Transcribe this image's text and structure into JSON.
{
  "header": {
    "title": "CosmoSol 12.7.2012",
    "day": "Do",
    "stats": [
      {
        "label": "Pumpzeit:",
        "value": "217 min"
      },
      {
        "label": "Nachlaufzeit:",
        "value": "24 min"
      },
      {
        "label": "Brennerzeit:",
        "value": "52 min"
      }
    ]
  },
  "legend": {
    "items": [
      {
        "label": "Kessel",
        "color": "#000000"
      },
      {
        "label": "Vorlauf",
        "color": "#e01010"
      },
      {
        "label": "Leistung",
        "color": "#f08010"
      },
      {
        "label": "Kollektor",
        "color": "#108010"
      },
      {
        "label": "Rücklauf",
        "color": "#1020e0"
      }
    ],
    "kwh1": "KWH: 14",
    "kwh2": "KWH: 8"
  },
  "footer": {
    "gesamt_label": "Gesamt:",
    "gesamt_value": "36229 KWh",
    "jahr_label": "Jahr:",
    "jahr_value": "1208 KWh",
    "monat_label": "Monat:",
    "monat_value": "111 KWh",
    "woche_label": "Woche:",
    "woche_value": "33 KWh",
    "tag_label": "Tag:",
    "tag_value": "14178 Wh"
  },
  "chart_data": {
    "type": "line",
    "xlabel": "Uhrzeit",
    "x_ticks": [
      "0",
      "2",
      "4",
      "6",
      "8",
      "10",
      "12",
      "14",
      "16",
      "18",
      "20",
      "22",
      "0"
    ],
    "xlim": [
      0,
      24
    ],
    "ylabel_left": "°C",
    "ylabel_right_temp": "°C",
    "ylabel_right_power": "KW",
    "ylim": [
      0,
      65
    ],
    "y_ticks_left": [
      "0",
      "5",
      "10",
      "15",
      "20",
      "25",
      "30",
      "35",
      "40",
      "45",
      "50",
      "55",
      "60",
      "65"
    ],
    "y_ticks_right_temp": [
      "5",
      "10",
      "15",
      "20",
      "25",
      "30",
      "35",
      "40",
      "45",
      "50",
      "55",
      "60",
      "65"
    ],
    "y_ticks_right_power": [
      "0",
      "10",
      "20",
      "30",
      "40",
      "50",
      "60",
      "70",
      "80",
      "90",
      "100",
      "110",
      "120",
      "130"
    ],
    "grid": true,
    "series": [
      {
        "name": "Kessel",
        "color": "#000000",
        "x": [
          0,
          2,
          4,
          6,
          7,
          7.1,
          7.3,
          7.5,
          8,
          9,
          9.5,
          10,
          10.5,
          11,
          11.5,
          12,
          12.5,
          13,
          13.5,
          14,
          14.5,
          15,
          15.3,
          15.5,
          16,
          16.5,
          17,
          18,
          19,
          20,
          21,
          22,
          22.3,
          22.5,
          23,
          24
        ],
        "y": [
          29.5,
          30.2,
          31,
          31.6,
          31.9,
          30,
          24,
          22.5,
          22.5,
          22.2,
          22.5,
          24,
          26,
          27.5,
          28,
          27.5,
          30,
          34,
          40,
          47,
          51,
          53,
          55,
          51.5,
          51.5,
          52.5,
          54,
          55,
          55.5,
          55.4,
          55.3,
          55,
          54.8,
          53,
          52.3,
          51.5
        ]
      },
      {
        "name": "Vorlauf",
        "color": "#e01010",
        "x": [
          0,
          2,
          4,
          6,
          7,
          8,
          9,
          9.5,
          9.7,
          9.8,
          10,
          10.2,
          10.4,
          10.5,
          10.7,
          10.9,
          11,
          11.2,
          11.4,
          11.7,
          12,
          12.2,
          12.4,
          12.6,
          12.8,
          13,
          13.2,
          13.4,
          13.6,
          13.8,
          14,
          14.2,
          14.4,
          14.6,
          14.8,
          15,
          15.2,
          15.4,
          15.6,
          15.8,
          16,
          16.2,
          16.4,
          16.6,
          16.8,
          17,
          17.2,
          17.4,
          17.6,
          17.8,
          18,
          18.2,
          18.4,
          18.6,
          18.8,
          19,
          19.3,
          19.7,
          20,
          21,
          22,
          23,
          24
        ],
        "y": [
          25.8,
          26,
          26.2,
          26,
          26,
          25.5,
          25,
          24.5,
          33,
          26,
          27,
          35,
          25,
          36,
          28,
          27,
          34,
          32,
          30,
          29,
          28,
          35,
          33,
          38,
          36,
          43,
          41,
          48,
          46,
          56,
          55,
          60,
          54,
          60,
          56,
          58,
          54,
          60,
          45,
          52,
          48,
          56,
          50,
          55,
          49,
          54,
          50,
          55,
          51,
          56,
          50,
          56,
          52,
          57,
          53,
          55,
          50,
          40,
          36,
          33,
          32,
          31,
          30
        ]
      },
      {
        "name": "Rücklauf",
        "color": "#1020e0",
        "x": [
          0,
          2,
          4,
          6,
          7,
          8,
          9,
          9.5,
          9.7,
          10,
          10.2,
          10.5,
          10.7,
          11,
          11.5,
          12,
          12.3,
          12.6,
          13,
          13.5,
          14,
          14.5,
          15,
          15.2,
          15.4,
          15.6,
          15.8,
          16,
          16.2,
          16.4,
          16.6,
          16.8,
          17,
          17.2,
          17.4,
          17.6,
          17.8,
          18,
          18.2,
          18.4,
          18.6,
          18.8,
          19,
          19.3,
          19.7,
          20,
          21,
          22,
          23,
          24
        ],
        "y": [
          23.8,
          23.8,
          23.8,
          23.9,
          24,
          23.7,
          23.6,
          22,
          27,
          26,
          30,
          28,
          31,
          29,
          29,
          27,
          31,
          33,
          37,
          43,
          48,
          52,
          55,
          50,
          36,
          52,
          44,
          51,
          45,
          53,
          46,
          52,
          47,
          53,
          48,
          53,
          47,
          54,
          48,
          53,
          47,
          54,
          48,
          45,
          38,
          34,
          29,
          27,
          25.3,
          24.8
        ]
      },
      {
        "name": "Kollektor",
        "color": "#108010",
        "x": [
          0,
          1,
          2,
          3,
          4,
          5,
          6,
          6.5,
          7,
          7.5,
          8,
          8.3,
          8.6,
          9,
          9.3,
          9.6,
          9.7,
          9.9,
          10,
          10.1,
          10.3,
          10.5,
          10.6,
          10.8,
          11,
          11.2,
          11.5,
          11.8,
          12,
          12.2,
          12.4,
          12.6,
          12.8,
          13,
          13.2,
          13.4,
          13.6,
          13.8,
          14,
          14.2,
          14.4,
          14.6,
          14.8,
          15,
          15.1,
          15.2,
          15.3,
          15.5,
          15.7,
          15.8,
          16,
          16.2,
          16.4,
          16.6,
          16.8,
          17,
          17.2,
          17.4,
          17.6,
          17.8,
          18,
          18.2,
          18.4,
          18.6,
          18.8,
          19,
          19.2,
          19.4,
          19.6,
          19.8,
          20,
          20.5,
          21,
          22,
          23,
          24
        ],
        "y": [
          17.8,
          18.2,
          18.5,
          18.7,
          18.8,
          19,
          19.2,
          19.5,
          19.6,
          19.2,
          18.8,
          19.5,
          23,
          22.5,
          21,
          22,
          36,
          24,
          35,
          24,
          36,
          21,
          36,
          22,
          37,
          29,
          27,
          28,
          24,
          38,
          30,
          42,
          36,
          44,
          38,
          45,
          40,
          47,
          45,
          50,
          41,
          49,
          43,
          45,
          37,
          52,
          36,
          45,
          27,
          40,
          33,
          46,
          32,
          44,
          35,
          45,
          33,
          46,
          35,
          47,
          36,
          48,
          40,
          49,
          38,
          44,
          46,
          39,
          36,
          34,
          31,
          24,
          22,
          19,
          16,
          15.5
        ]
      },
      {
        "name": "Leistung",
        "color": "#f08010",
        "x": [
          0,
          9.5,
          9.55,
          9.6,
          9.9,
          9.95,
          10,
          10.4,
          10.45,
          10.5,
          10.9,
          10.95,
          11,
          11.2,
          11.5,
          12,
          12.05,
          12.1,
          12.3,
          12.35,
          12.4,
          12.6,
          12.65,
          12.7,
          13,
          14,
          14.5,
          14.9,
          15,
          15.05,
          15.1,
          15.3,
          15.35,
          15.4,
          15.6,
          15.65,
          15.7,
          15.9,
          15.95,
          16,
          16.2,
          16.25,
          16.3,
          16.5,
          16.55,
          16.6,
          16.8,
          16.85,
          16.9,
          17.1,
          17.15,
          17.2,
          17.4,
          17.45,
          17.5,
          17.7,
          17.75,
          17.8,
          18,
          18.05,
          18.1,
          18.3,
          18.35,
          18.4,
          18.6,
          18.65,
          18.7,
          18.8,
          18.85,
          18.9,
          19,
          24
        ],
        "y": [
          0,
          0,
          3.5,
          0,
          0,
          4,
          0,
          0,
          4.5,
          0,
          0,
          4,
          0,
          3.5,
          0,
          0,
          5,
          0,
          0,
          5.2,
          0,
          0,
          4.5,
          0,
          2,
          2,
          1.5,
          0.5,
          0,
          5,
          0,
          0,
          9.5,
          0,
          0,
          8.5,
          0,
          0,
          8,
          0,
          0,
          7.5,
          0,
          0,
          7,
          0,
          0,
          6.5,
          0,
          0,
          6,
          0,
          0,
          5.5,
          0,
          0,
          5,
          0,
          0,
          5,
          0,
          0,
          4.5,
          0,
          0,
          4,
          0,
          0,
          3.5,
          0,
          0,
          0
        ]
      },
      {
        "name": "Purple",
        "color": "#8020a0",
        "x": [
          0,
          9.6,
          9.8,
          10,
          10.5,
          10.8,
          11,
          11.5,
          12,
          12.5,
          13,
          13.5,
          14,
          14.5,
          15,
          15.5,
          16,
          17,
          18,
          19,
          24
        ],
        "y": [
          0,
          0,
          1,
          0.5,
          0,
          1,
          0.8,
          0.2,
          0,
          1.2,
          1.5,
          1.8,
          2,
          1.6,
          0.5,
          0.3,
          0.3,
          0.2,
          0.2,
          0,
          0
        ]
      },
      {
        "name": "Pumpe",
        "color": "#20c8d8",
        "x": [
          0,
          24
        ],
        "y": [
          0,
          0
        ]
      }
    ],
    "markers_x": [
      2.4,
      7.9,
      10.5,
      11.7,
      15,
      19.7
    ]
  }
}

= Aim of the task =
Using the records above, select and copy every line that has the word "name".

= Response below =
        "name": "Kessel",
        "name": "Vorlauf",
        "name": "Rücklauf",
        "name": "Kollektor",
        "name": "Leistung",
        "name": "Purple",
        "name": "Pumpe",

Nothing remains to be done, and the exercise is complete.